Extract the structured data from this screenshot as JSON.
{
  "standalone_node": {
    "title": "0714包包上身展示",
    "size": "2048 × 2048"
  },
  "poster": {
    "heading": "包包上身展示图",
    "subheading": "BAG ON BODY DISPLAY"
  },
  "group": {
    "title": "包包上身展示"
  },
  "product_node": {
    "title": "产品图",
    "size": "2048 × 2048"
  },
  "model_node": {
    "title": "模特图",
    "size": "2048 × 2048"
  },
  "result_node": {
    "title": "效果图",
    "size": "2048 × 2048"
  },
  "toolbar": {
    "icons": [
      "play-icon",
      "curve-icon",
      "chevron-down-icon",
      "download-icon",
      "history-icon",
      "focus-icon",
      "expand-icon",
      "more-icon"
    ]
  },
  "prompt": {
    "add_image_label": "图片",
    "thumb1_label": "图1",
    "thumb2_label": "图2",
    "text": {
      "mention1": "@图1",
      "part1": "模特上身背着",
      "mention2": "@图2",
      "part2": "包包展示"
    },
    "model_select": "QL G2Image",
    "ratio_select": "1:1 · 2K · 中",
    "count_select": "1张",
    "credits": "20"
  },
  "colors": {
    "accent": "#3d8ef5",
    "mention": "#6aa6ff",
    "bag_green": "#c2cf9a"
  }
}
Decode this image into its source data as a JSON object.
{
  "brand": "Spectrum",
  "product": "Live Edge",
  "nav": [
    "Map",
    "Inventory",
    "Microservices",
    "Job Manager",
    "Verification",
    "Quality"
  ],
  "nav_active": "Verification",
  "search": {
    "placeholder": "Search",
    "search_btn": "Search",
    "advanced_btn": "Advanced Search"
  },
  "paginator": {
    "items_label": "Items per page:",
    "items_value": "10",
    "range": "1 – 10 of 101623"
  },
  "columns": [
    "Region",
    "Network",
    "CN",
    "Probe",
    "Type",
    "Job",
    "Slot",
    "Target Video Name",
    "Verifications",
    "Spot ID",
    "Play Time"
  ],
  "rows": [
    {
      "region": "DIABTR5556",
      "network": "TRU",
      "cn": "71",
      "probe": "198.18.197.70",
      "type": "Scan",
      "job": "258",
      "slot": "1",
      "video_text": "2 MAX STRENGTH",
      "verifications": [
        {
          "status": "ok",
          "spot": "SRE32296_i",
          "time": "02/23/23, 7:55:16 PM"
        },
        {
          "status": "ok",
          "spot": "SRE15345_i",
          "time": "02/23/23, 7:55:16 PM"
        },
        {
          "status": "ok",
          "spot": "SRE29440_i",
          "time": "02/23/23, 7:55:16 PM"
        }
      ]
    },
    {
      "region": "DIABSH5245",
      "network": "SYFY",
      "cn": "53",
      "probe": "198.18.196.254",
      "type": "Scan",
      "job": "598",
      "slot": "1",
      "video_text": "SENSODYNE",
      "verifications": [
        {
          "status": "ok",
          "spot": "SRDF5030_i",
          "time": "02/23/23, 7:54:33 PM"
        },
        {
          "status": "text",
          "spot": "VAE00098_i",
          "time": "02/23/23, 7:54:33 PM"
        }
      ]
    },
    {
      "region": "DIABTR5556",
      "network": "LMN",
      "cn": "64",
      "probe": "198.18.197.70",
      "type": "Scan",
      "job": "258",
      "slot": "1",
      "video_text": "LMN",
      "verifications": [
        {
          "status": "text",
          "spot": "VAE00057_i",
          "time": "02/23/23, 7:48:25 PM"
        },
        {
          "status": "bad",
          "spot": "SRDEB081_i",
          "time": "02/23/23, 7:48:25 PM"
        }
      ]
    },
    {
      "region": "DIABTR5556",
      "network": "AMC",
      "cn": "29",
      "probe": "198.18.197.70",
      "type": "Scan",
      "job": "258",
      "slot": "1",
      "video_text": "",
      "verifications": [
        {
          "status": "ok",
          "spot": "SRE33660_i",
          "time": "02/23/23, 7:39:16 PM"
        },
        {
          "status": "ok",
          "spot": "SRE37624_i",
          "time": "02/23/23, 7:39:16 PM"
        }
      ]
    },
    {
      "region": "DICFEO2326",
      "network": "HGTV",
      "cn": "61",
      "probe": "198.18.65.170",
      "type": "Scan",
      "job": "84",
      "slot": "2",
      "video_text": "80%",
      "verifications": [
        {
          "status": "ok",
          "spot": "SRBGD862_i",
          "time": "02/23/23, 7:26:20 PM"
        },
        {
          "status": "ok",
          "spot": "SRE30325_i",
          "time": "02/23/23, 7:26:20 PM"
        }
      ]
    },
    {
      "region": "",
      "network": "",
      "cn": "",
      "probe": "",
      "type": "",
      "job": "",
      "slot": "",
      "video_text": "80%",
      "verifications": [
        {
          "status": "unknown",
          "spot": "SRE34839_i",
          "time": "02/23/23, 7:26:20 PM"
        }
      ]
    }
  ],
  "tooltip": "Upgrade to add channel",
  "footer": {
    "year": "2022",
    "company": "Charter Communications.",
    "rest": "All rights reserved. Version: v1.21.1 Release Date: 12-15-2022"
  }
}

Written task >>
Produce a verbatim transcription of the entries above.

Task solution >>
Extract the structured data from this screenshot as JSON.
{
  "standalone_node": {
    "title": "0714包包上身展示",
    "size": "2048 × 2048"
  },
  "poster": {
    "heading": "包包上身展示图",
    "subheading": "BAG ON BODY DISPLAY"
  },
  "group": {
    "title": "包包上身展示"
  },
  "product_node": {
    "title": "产品图",
    "size": "2048 × 2048"
  },
  "model_node": {
    "title": "模特图",
    "size": "2048 × 2048"
  },
  "result_node": {
    "title": "效果图",
    "size": "2048 × 2048"
  },
  "toolbar": {
    "icons": [
      "play-icon",
      "curve-icon",
      "chevron-down-icon",
      "download-icon",
      "history-icon",
      "focus-icon",
      "expand-icon",
      "more-icon"
    ]
  },
  "prompt": {
    "add_image_label": "图片",
    "thumb1_label": "图1",
    "thumb2_label": "图2",
    "text": {
      "mention1": "@图1",
      "part1": "模特上身背着",
      "mention2": "@图2",
      "part2": "包包展示"
    },
    "model_select": "QL G2Image",
    "ratio_select": "1:1 · 2K · 中",
    "count_select": "1张",
    "credits": "20"
  },
  "colors": {
    "accent": "#3d8ef5",
    "mention": "#6aa6ff",
    "bag_green": "#c2cf9a"
  }
}
Decode this image into its source data as a JSON object.
{
  "brand": "Spectrum",
  "product": "Live Edge",
  "nav": [
    "Map",
    "Inventory",
    "Microservices",
    "Job Manager",
    "Verification",
    "Quality"
  ],
  "nav_active": "Verification",
  "search": {
    "placeholder": "Search",
    "search_btn": "Search",
    "advanced_btn": "Advanced Search"
  },
  "paginator": {
    "items_label": "Items per page:",
    "items_value": "10",
    "range": "1 – 10 of 101623"
  },
  "columns": [
    "Region",
    "Network",
    "CN",
    "Probe",
    "Type",
    "Job",
    "Slot",
    "Target Video Name",
    "Verifications",
    "Spot ID",
    "Play Time"
  ],
  "rows": [
    {
      "region": "DIABTR5556",
      "network": "TRU",
      "cn": "71",
      "probe": "198.18.197.70",
      "type": "Scan",
      "job": "258",
      "slot": "1",
      "video_text": "2 MAX STRENGTH",
      "verifications": [
        {
          "status": "ok",
          "spot": "SRE32296_i",
          "time": "02/23/23, 7:55:16 PM"
        },
        {
          "status": "ok",
          "spot": "SRE15345_i",
          "time": "02/23/23, 7:55:16 PM"
        },
        {
          "status": "ok",
          "spot": "SRE29440_i",
          "time": "02/23/23, 7:55:16 PM"
        }
      ]
    },
    {
      "region": "DIABSH5245",
      "network": "SYFY",
      "cn": "53",
      "probe": "198.18.196.254",
      "type": "Scan",
      "job": "598",
      "slot": "1",
      "video_text": "SENSODYNE",
      "verifications": [
        {
          "status": "ok",
          "spot": "SRDF5030_i",
          "time": "02/23/23, 7:54:33 PM"
        },
        {
          "status": "text",
          "spot": "VAE00098_i",
          "time": "02/23/23, 7:54:33 PM"
        }
      ]
    },
    {
      "region": "DIABTR5556",
      "network": "LMN",
      "cn": "64",
      "probe": "198.18.197.70",
      "type": "Scan",
      "job": "258",
      "slot": "1",
      "video_text": "LMN",
      "verifications": [
        {
          "status": "text",
          "spot": "VAE00057_i",
          "time": "02/23/23, 7:48:25 PM"
        },
        {
          "status": "bad",
          "spot": "SRDEB081_i",
          "time": "02/23/23, 7:48:25 PM"
        }
      ]
    },
    {
      "region": "DIABTR5556",
      "network": "AMC",
      "cn": "29",
      "probe": "198.18.197.70",
      "type": "Scan",
      "job": "258",
      "slot": "1",
      "video_text": "",
      "verifications": [
        {
          "status": "ok",
          "spot": "SRE33660_i",
          "time": "02/23/23, 7:39:16 PM"
        },
        {
          "status": "ok",
          "spot": "SRE37624_i",
          "time": "02/23/23, 7:39:16 PM"
        }
      ]
    },
    {
      "region": "DICFEO2326",
      "network": "HGTV",
      "cn": "61",
      "probe": "198.18.65.170",
      "type": "Scan",
      "job": "84",
      "slot": "2",
      "video_text": "80%",
      "verifications": [
        {
          "status": "ok",
          "spot": "SRBGD862_i",
          "time": "02/23/23, 7:26:20 PM"
        },
        {
          "status": "ok",
          "spot": "SRE30325_i",
          "time": "02/23/23, 7:26:20 PM"
        }
      ]
    },
    {
      "region": "",
      "network": "",
      "cn": "",
      "probe": "",
      "type": "",
      "job": "",
      "slot": "",
      "video_text": "80%",
      "verifications": [
        {
          "status": "unknown",
          "spot": "SRE34839_i",
          "time": "02/23/23, 7:26:20 PM"
        }
      ]
    }
  ],
  "tooltip": "Upgrade to add channel",
  "footer": {
    "year": "2022",
    "company": "Charter Communications.",
    "rest": "All rights reserved. Version: v1.21.1 Release Date: 12-15-2022"
  }
}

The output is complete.